Goal → Omit the images, then output each of the records below exactly.

Dataset extract →
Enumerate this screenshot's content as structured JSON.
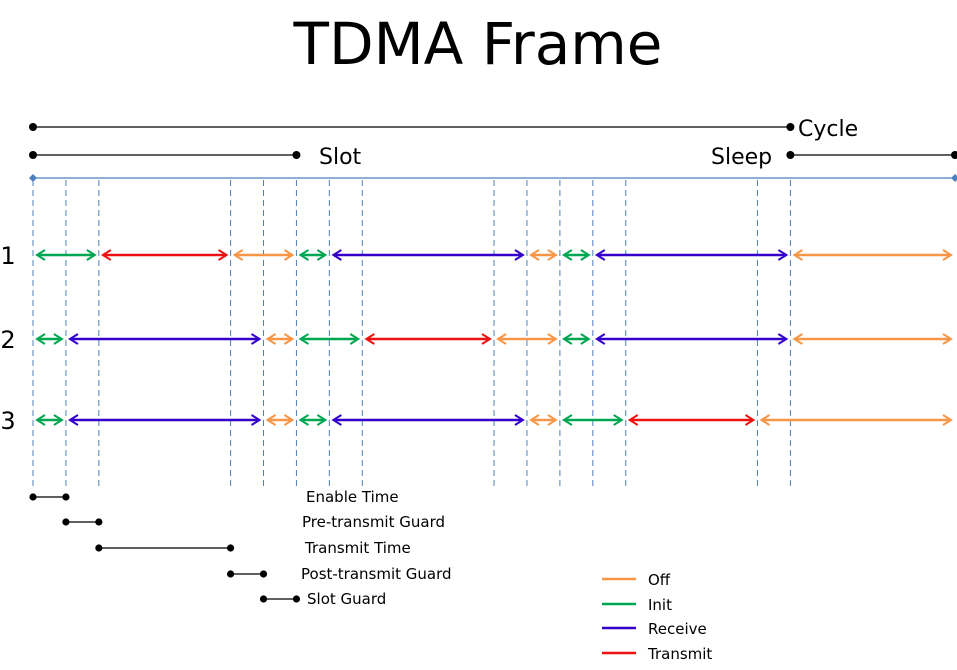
{
  "title": "TDMA Frame",
  "brackets": {
    "cycle": "Cycle",
    "slot": "Slot",
    "sleep": "Sleep"
  },
  "colors": {
    "Off": "#f79646",
    "Init": "#00a651",
    "Receive": "#3300cc",
    "Transmit": "#ee1111",
    "axis": "#4f81bd",
    "grid": "#4f81bd"
  },
  "rows": [
    {
      "label": "1",
      "segments": [
        [
          "Init",
          0,
          2
        ],
        [
          "Transmit",
          2,
          6
        ],
        [
          "Off",
          6,
          8
        ],
        [
          "Init",
          8,
          9
        ],
        [
          "Receive",
          9,
          15
        ],
        [
          "Off",
          15,
          16
        ],
        [
          "Init",
          16,
          17
        ],
        [
          "Receive",
          17,
          23
        ],
        [
          "Off",
          23,
          28
        ]
      ]
    },
    {
      "label": "2",
      "segments": [
        [
          "Init",
          0,
          1
        ],
        [
          "Receive",
          1,
          7
        ],
        [
          "Off",
          7,
          8
        ],
        [
          "Init",
          8,
          10
        ],
        [
          "Transmit",
          10,
          14
        ],
        [
          "Off",
          14,
          16
        ],
        [
          "Init",
          16,
          17
        ],
        [
          "Receive",
          17,
          23
        ],
        [
          "Off",
          23,
          28
        ]
      ]
    },
    {
      "label": "3",
      "segments": [
        [
          "Init",
          0,
          1
        ],
        [
          "Receive",
          1,
          7
        ],
        [
          "Off",
          7,
          8
        ],
        [
          "Init",
          8,
          9
        ],
        [
          "Receive",
          9,
          15
        ],
        [
          "Off",
          15,
          16
        ],
        [
          "Init",
          16,
          18
        ],
        [
          "Transmit",
          18,
          22
        ],
        [
          "Off",
          22,
          28
        ]
      ]
    }
  ],
  "timing_legend": [
    {
      "label": "Enable Time",
      "from": 0,
      "to": 1
    },
    {
      "label": "Pre-transmit Guard",
      "from": 1,
      "to": 2
    },
    {
      "label": "Transmit Time",
      "from": 2,
      "to": 6
    },
    {
      "label": "Post-transmit Guard",
      "from": 6,
      "to": 7
    },
    {
      "label": "Slot Guard",
      "from": 7,
      "to": 8
    }
  ],
  "color_legend": [
    "Off",
    "Init",
    "Receive",
    "Transmit"
  ]
}
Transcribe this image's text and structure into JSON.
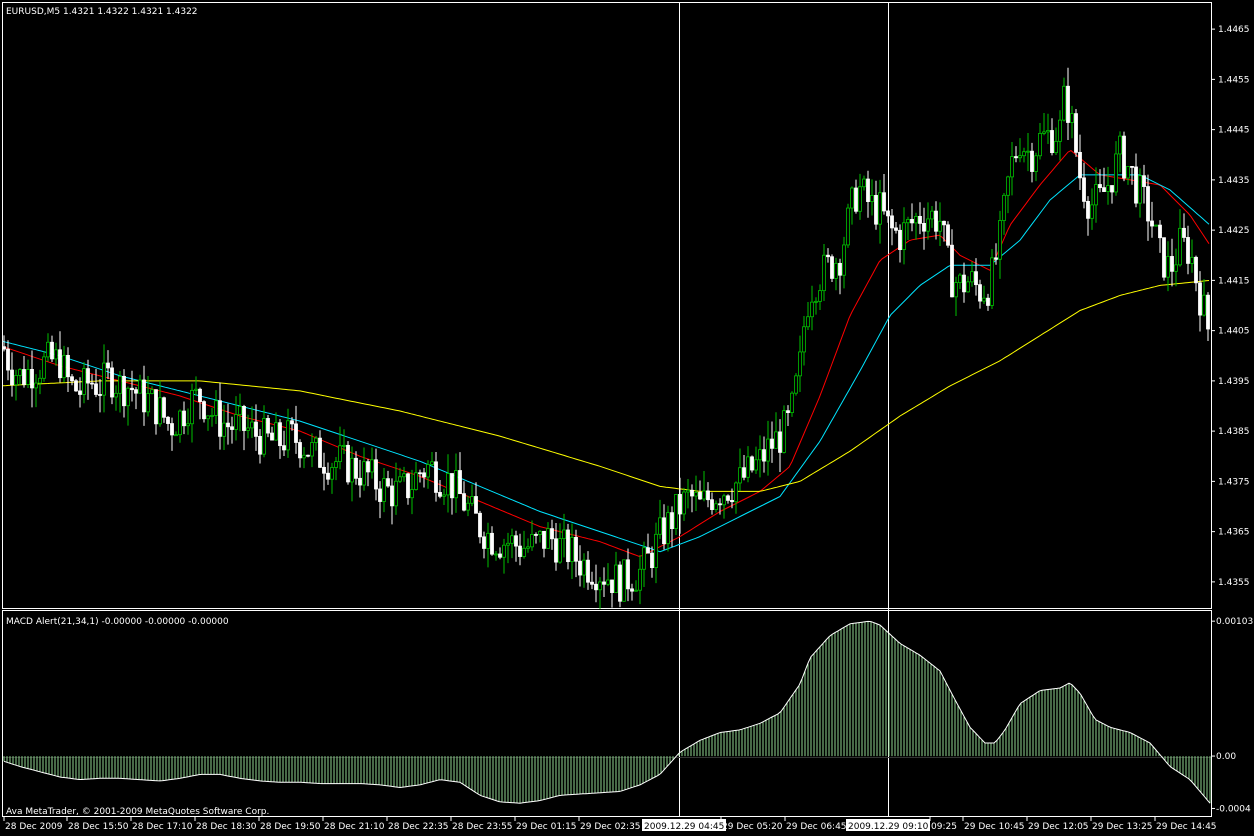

Exercise output →
Enumerate this screenshot's content as structured JSON.
{
  "title": "TDMA Frame",
  "brackets": {
    "cycle": "Cycle",
    "slot": "Slot",
    "sleep": "Sleep"
  },
  "colors": {
    "Off": "#f79646",
    "Init": "#00a651",
    "Receive": "#3300cc",
    "Transmit": "#ee1111",
    "axis": "#4f81bd",
    "grid": "#4f81bd"
  },
  "rows": [
    {
      "label": "1",
      "segments": [
        [
          "Init",
          0,
          2
        ],
        [
          "Transmit",
          2,
          6
        ],
        [
          "Off",
          6,
          8
        ],
        [
          "Init",
          8,
          9
        ],
        [
          "Receive",
          9,
          15
        ],
        [
          "Off",
          15,
          16
        ],
        [
          "Init",
          16,
          17
        ],
        [
          "Receive",
          17,
          23
        ],
        [
          "Off",
          23,
          28
        ]
      ]
    },
    {
      "label": "2",
      "segments": [
        [
          "Init",
          0,
          1
        ],
        [
          "Receive",
          1,
          7
        ],
        [
          "Off",
          7,
          8
        ],
        [
          "Init",
          8,
          10
        ],
        [
          "Transmit",
          10,
          14
        ],
        [
          "Off",
          14,
          16
        ],
        [
          "Init",
          16,
          17
        ],
        [
          "Receive",
          17,
          23
        ],
        [
          "Off",
          23,
          28
        ]
      ]
    },
    {
      "label": "3",
      "segments": [
        [
          "Init",
          0,
          1
        ],
        [
          "Receive",
          1,
          7
        ],
        [
          "Off",
          7,
          8
        ],
        [
          "Init",
          8,
          9
        ],
        [
          "Receive",
          9,
          15
        ],
        [
          "Off",
          15,
          16
        ],
        [
          "Init",
          16,
          18
        ],
        [
          "Transmit",
          18,
          22
        ],
        [
          "Off",
          22,
          28
        ]
      ]
    }
  ],
  "timing_legend": [
    {
      "label": "Enable Time",
      "from": 0,
      "to": 1
    },
    {
      "label": "Pre-transmit Guard",
      "from": 1,
      "to": 2
    },
    {
      "label": "Transmit Time",
      "from": 2,
      "to": 6
    },
    {
      "label": "Post-transmit Guard",
      "from": 6,
      "to": 7
    },
    {
      "label": "Slot Guard",
      "from": 7,
      "to": 8
    }
  ],
  "color_legend": [
    "Off",
    "Init",
    "Receive",
    "Transmit"
  ]
}
Transcribe this image's text and structure into JSON.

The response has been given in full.